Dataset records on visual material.
───
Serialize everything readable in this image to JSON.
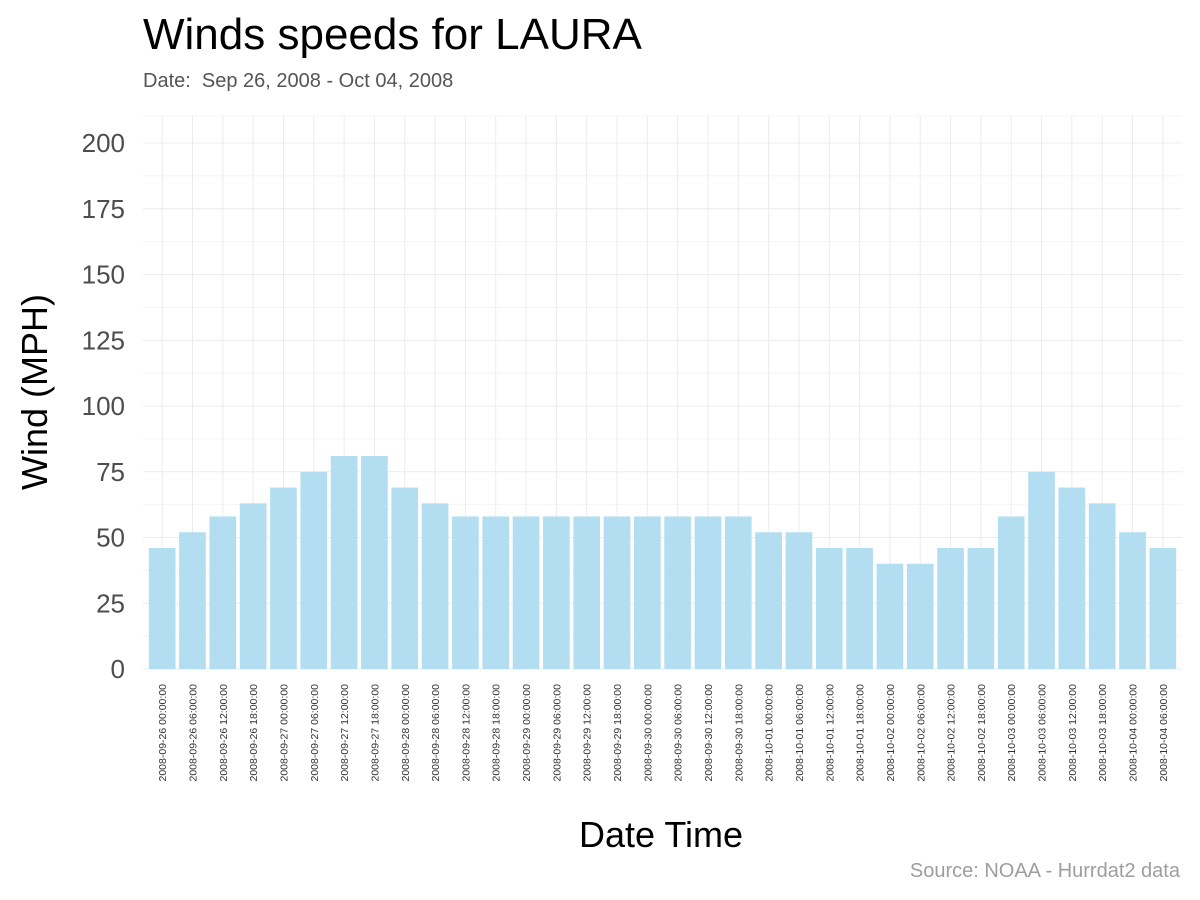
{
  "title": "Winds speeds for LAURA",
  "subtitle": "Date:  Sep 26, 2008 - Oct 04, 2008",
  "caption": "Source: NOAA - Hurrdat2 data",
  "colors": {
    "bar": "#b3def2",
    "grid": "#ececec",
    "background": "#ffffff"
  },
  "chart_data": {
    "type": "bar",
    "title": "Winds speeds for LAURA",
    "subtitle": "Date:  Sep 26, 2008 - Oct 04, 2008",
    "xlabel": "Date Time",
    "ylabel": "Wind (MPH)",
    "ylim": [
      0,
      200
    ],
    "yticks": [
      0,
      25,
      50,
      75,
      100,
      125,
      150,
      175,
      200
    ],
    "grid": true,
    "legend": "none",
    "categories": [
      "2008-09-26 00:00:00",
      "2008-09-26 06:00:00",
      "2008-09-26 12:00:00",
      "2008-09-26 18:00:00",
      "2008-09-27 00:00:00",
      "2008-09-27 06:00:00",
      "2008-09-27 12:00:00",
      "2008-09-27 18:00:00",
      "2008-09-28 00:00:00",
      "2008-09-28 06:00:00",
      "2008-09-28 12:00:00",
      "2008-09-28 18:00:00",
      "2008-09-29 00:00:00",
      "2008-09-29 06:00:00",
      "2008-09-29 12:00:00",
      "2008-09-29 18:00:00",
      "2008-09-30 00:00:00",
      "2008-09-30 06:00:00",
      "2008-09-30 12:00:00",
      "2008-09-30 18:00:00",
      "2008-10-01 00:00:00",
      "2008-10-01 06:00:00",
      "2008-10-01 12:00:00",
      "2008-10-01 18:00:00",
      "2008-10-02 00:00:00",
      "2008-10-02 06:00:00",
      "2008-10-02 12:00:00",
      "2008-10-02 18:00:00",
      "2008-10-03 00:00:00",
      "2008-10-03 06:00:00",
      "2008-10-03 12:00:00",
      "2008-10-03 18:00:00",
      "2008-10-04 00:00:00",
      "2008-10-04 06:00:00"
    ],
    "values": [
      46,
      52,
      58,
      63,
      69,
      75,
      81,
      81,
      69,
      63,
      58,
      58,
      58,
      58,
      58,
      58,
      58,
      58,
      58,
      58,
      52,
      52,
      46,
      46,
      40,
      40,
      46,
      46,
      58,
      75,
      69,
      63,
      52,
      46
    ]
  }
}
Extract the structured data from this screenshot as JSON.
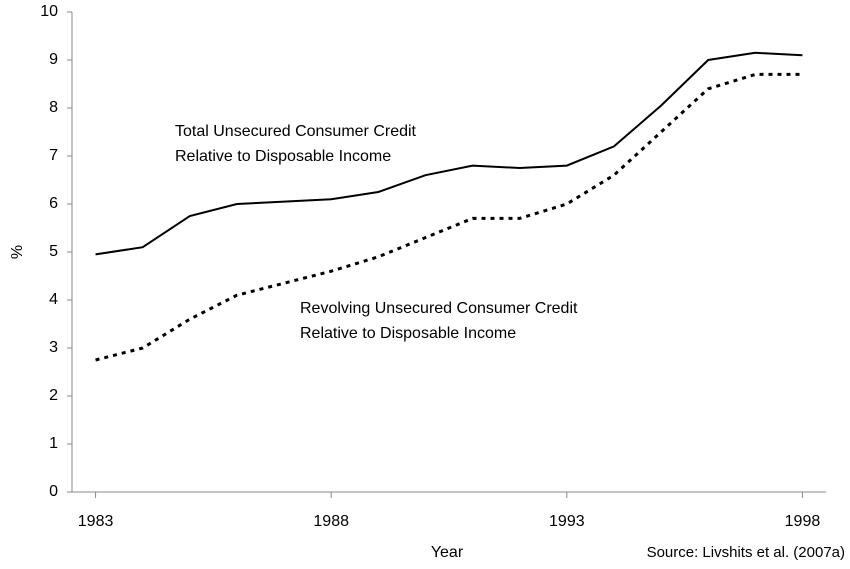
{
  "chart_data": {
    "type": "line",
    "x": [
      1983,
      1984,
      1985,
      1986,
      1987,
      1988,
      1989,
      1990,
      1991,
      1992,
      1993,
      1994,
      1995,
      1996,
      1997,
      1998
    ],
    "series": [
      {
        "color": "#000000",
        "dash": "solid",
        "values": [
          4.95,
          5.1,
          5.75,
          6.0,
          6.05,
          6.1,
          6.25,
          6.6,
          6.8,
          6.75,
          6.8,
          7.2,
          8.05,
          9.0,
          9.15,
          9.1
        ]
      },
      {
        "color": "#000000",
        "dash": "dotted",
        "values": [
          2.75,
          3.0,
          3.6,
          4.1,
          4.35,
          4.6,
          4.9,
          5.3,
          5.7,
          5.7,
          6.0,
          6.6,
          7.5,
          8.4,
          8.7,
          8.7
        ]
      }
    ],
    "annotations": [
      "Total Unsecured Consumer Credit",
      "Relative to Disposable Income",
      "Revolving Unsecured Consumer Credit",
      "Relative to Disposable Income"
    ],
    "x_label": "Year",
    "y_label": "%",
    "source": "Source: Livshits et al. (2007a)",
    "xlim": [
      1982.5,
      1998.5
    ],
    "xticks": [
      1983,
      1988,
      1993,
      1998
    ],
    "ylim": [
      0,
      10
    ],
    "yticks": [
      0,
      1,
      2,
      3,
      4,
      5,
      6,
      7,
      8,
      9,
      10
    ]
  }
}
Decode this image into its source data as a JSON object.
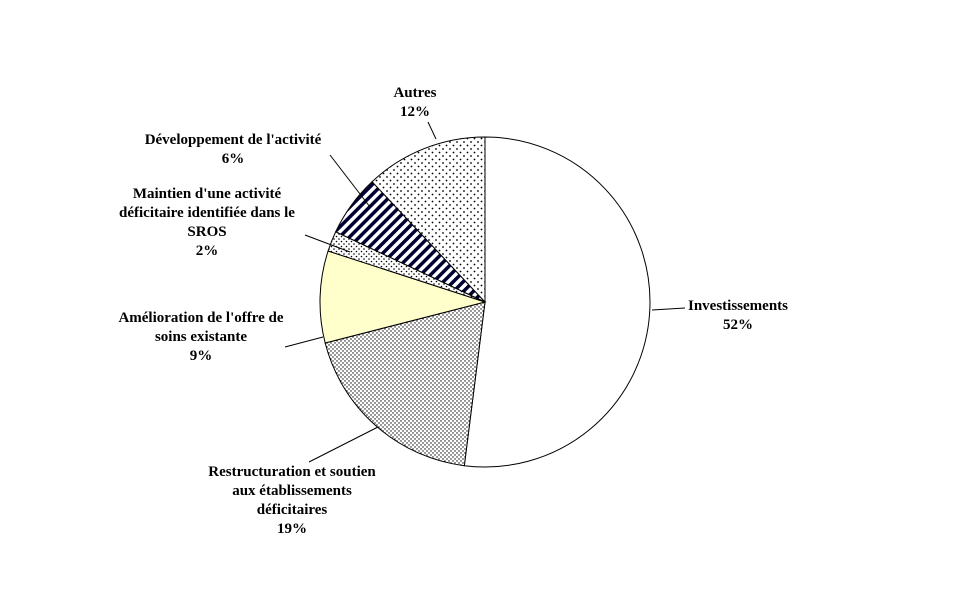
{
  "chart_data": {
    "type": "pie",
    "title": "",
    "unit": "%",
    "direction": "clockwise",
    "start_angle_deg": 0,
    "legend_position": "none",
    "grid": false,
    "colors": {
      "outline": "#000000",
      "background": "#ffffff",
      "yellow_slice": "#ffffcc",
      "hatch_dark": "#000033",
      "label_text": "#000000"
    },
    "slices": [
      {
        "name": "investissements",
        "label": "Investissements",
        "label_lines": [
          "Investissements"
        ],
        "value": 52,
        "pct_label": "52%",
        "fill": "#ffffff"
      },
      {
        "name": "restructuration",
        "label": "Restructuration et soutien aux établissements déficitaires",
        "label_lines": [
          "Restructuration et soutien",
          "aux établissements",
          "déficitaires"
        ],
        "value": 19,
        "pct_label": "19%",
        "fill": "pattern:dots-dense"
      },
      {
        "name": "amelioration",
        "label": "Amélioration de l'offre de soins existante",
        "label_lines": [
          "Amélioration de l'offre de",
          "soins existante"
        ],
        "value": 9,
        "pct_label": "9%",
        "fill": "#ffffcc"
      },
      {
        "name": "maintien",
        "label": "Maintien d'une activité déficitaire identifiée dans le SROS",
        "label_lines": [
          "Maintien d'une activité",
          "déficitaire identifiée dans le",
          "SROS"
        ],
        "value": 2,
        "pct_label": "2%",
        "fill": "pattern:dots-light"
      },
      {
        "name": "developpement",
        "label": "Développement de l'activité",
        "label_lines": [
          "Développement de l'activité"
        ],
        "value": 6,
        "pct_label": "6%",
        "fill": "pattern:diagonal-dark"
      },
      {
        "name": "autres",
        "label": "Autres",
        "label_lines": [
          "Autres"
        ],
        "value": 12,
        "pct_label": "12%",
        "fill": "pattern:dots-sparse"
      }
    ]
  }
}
───
EXERCISE DESCRIPTION.
State how many lines of the listing include "LAURA", and nothing more.

RESPONSE.
2